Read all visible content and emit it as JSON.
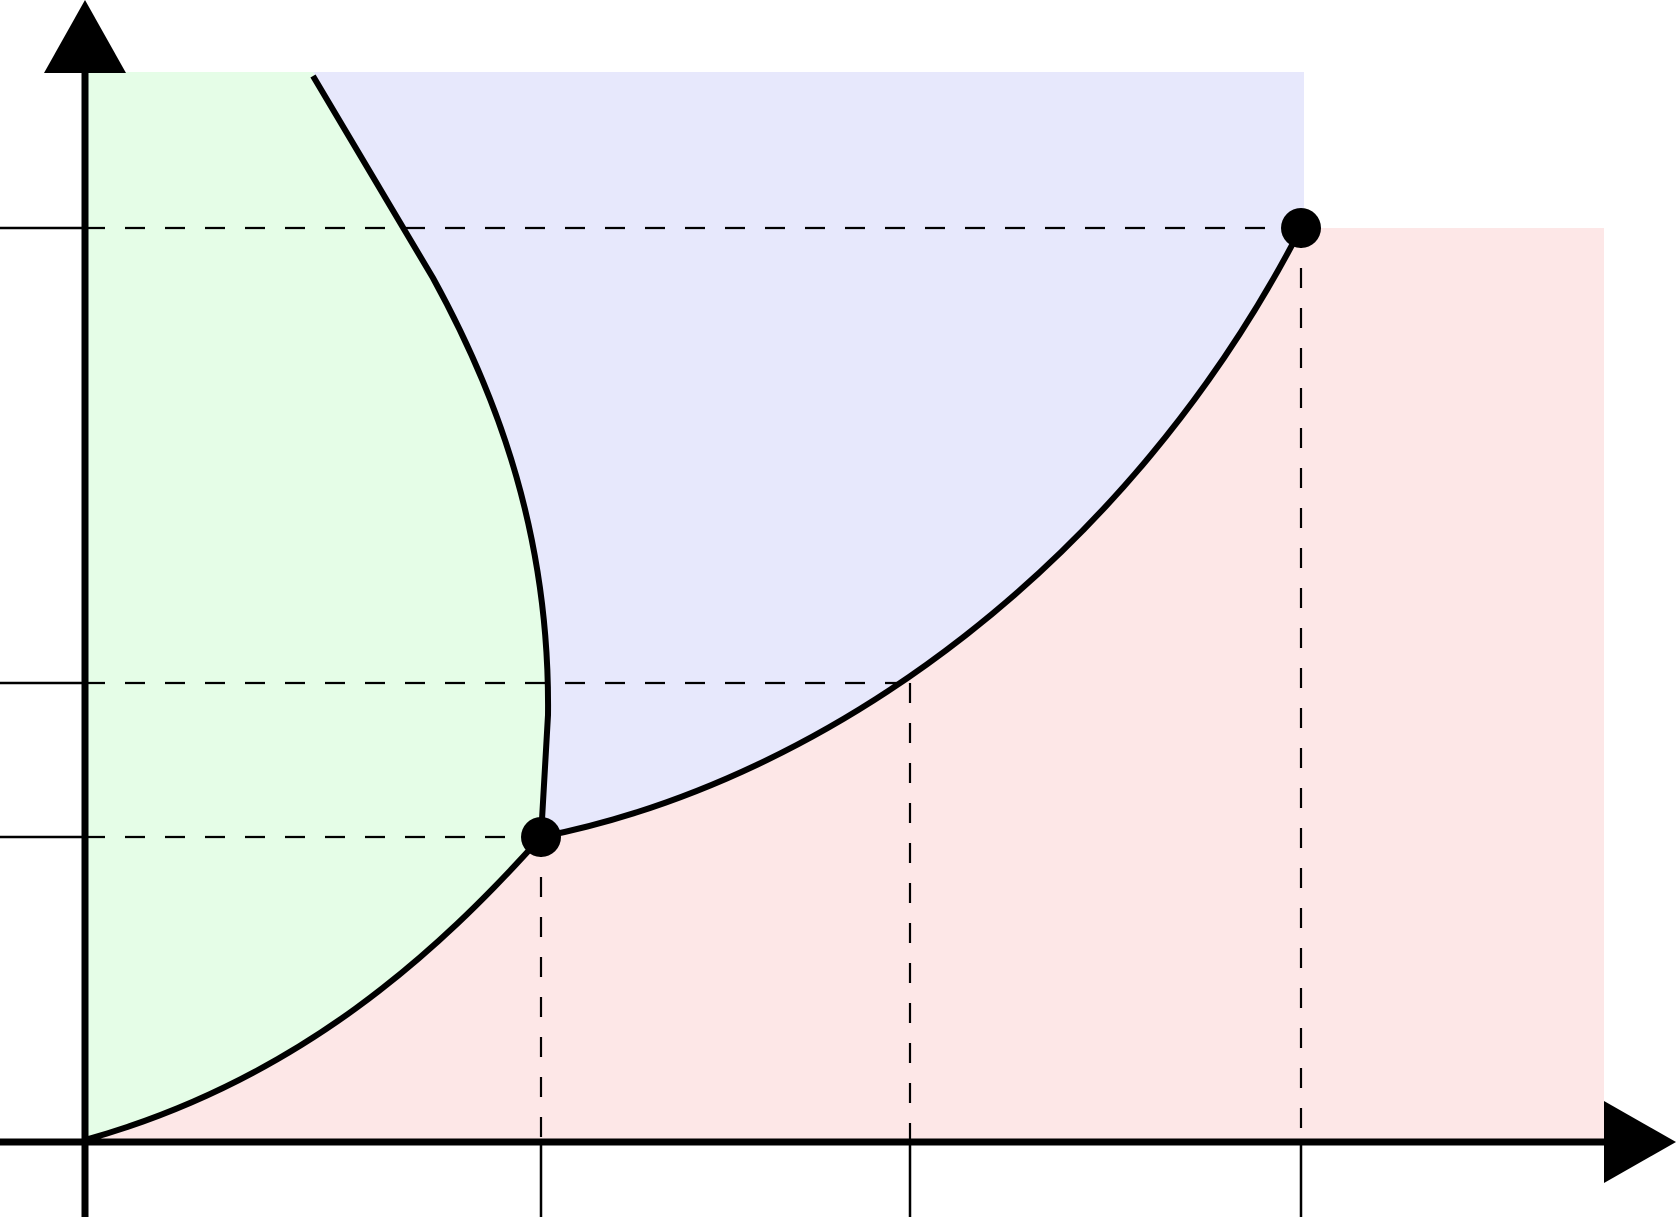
{
  "diagram": {
    "description_free": true,
    "regions": [
      {
        "id": "green-region",
        "color": "#e5fde7"
      },
      {
        "id": "blue-region",
        "color": "#e7e8fc"
      },
      {
        "id": "red-region",
        "color": "#fde7e7"
      }
    ],
    "line_color": "#000000",
    "point_color": "#000000",
    "points_marked": 2,
    "x_ticks": 3,
    "y_ticks": 3
  }
}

## [PROBLEM DETAILS]
Reproduce the entries exactly. Do not carry over any picture.

## [RESPONSE]
Read all visible content and emit it as JSON.
{
  "diagram": {
    "description_free": true,
    "regions": [
      {
        "id": "green-region",
        "color": "#e5fde7"
      },
      {
        "id": "blue-region",
        "color": "#e7e8fc"
      },
      {
        "id": "red-region",
        "color": "#fde7e7"
      }
    ],
    "line_color": "#000000",
    "point_color": "#000000",
    "points_marked": 2,
    "x_ticks": 3,
    "y_ticks": 3
  }
}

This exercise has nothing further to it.